■ **AIM**
Reproduce each record below exactly as written.

■ **RECORDS TO USE**

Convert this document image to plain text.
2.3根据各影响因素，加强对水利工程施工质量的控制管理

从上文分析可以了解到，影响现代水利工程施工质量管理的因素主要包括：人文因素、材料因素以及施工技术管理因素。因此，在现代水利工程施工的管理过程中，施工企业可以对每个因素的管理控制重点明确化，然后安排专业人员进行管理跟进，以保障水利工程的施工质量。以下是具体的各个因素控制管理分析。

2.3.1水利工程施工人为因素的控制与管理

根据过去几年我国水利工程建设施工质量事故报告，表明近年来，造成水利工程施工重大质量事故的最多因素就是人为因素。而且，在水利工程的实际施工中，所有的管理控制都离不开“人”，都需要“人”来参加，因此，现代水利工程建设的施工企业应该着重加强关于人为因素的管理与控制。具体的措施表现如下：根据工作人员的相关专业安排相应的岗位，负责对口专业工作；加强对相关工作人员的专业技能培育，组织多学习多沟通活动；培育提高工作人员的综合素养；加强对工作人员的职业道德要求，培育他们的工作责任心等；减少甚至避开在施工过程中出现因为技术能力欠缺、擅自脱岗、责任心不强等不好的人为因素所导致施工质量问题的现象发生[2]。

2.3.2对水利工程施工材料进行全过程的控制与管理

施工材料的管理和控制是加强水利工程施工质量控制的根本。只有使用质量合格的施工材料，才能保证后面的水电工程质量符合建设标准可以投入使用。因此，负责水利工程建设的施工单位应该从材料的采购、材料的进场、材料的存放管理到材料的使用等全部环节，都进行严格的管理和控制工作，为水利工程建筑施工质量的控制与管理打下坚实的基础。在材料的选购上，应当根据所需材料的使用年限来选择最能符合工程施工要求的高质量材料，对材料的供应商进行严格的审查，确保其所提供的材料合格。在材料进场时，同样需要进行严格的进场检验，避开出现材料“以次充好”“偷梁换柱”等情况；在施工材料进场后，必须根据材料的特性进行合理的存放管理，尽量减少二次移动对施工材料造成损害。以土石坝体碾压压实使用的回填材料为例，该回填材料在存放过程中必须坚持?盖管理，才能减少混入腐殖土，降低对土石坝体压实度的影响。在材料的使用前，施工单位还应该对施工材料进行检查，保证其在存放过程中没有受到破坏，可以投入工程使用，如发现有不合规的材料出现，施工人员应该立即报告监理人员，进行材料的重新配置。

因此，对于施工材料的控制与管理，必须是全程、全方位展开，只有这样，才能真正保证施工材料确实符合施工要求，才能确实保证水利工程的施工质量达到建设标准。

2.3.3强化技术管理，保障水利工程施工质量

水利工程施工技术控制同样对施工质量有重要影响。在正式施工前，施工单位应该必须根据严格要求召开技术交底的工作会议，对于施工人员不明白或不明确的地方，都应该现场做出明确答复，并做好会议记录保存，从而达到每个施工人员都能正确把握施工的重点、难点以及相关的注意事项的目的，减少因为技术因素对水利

■ **ANSWER TO THIS TASK**
Convert this document image to plain text.
2.3根据各影响因素，加强对水利工程施工质量的控制管理

从上文分析可以了解到，影响现代水利工程施工质量管理的因素主要包括：人文因素、材料因素以及施工技术管理因素。因此，在现代水利工程施工的管理过程中，施工企业可以对每个因素的管理控制重点明确化，然后安排专业人员进行管理跟进，以保障水利工程的施工质量。以下是具体的各个因素控制管理分析。

2.3.1水利工程施工人为因素的控制与管理

根据过去几年我国水利工程建设施工质量事故报告，表明近年来，造成水利工程施工重大质量事故的最多因素就是人为因素。而且，在水利工程的实际施工中，所有的管理控制都离不开“人”，都需要“人”来参加，因此，现代水利工程建设的施工企业应该着重加强关于人为因素的管理与控制。具体的措施表现如下：根据工作人员的相关专业安排相应的岗位，负责对口专业工作；加强对相关工作人员的专业技能培育，组织多学习多沟通活动；培育提高工作人员的综合素养；加强对工作人员的职业道德要求，培育他们的工作责任心等；减少甚至避开在施工过程中出现因为技术能力欠缺、擅自脱岗、责任心不强等不好的人为因素所导致施工质量问题的现象发生[2]。

2.3.2对水利工程施工材料进行全过程的控制与管理

施工材料的管理和控制是加强水利工程施工质量控制的根本。只有使用质量合格的施工材料，才能保证后面的水电工程质量符合建设标准可以投入使用。因此，负责水利工程建设的施工单位应该从材料的采购、材料的进场、材料的存放管理到材料的使用等全部环节，都进行严格的管理和控制工作，为水利工程建筑施工质量的控制与管理打下坚实的基础。在材料的选购上，应当根据所需材料的使用年限来选择最能符合工程施工要求的高质量材料，对材料的供应商进行严格的审查，确保其所提供的材料合格。在材料进场时，同样需要进行严格的进场检验，避开出现材料“以次充好”“偷梁换柱”等情况；在施工材料进场后，必须根据材料的特性进行合理的存放管理，尽量减少二次移动对施工材料造成损害。以土石坝体碾压压实使用的回填材料为例，该回填材料在存放过程中必须坚持?盖管理，才能减少混入腐殖土，降低对土石坝体压实度的影响。在材料的使用前，施工单位还应该对施工材料进行检查，保证其在存放过程中没有受到破坏，可以投入工程使用，如发现有不合规的材料出现，施工人员应该立即报告监理人员，进行材料的重新配置。

因此，对于施工材料的控制与管理，必须是全程、全方位展开，只有这样，才能真正保证施工材料确实符合施工要求，才能确实保证水利工程的施工质量达到建设标准。

2.3.3强化技术管理，保障水利工程施工质量

水利工程施工技术控制同样对施工质量有重要影响。在正式施工前，施工单位应该必须根据严格要求召开技术交底的工作会议，对于施工人员不明白或不明确的地方，都应该现场做出明确答复，并做好会议记录保存，从而达到每个施工人员都能正确把握施工的重点、难点以及相关的注意事项的目的，减少因为技术因素对水利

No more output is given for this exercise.